> [Data listing]
<<<<

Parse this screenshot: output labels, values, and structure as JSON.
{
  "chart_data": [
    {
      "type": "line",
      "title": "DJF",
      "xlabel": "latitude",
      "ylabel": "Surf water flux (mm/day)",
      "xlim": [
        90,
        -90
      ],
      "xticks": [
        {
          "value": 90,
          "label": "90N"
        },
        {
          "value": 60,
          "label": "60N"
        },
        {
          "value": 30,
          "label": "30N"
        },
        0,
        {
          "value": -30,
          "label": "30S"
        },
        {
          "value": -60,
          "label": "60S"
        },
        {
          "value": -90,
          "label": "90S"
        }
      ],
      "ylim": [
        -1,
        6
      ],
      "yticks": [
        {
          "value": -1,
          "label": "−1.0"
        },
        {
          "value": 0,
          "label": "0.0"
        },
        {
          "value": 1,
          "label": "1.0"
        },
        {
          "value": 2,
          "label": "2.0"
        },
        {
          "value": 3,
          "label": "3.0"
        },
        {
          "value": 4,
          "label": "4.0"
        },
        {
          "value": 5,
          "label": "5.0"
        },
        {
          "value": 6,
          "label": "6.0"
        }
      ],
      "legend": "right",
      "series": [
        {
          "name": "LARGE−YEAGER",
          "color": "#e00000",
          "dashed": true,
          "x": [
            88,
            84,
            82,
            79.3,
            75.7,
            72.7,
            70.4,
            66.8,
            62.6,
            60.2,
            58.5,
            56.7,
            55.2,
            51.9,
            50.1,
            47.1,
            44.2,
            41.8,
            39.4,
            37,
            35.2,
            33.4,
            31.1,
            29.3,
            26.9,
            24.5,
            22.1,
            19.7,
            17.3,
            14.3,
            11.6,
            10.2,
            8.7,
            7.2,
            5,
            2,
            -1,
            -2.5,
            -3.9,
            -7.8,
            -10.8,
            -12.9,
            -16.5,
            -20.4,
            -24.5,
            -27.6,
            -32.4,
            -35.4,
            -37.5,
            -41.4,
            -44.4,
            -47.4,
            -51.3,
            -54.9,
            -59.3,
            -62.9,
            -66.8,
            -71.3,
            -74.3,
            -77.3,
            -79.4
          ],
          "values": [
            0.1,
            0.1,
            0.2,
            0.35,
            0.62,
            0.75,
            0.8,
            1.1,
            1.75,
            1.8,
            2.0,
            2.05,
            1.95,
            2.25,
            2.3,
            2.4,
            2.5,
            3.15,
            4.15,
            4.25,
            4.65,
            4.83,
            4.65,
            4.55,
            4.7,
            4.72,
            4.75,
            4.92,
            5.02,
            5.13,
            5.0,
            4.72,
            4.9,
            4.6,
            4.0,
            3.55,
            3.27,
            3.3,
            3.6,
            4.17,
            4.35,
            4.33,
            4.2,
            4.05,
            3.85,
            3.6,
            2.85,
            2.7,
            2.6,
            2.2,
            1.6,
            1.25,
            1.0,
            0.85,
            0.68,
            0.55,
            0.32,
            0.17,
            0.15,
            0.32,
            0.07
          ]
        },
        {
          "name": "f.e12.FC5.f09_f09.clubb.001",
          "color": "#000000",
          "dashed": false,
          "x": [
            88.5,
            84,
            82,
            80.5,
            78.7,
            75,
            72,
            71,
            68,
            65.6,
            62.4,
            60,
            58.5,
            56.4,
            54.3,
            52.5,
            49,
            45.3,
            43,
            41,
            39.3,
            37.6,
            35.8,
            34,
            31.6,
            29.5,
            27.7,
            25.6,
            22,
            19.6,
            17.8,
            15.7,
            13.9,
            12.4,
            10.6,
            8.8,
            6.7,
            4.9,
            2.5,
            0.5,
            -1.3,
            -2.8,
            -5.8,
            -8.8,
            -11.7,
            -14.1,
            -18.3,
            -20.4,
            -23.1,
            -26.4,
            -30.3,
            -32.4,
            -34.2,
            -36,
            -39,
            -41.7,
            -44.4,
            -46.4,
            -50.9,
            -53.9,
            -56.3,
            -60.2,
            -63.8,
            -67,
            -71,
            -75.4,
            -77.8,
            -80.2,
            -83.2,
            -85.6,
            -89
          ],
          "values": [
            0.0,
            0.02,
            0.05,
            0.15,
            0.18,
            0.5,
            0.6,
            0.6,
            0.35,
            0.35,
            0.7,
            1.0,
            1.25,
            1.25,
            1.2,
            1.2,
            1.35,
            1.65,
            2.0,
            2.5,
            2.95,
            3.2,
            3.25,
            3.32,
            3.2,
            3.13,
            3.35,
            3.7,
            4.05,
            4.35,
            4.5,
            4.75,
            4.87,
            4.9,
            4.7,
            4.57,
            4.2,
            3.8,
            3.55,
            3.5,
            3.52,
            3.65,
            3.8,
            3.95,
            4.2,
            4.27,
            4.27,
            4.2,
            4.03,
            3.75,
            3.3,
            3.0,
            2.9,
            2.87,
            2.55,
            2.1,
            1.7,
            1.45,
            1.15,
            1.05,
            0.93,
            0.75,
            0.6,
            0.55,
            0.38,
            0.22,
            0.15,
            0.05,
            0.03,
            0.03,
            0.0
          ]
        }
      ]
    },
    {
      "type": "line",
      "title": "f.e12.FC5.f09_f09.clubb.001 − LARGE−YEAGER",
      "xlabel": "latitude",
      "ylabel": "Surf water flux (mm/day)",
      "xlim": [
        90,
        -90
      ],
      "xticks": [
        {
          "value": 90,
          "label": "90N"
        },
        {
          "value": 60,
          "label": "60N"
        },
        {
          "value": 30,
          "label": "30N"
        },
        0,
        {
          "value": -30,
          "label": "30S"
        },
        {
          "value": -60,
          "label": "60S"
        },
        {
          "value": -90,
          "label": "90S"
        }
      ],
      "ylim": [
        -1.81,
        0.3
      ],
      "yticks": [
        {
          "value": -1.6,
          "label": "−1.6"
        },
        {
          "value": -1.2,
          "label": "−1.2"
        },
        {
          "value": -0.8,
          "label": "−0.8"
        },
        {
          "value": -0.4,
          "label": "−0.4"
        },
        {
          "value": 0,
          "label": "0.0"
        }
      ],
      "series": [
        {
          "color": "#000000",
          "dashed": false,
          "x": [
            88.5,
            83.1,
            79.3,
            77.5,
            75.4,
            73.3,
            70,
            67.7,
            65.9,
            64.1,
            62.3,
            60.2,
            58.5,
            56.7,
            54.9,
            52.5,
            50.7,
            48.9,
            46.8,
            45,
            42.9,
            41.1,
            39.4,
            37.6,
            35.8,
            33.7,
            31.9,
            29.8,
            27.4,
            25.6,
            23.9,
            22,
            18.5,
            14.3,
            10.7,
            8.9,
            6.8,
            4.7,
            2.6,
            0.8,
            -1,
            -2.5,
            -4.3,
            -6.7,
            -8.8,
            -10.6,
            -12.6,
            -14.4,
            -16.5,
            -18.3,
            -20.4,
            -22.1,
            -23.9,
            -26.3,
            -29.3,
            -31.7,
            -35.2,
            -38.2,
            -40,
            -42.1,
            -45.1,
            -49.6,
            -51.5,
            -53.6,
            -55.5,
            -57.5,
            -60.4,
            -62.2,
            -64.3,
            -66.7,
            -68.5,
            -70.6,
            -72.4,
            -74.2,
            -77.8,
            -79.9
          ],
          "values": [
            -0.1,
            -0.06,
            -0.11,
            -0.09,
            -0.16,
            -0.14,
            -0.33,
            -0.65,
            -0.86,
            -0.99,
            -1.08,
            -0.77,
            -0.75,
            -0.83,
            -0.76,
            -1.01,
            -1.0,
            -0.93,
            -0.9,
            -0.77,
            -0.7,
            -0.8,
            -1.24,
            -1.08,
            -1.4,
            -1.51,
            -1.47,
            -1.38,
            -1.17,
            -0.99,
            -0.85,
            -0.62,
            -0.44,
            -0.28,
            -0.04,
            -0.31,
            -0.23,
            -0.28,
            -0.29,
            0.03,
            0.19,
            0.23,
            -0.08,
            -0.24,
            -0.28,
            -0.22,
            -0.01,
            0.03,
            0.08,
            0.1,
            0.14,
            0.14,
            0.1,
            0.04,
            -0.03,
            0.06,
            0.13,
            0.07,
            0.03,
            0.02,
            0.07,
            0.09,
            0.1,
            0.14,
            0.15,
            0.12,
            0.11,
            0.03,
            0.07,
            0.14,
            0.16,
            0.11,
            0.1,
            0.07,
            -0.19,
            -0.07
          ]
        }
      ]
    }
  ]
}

>>>>

> [EXERCISE GOAL] From the records above, work out how many lines contain the string "LARGE". Give only the number.

> [ANSWER] 2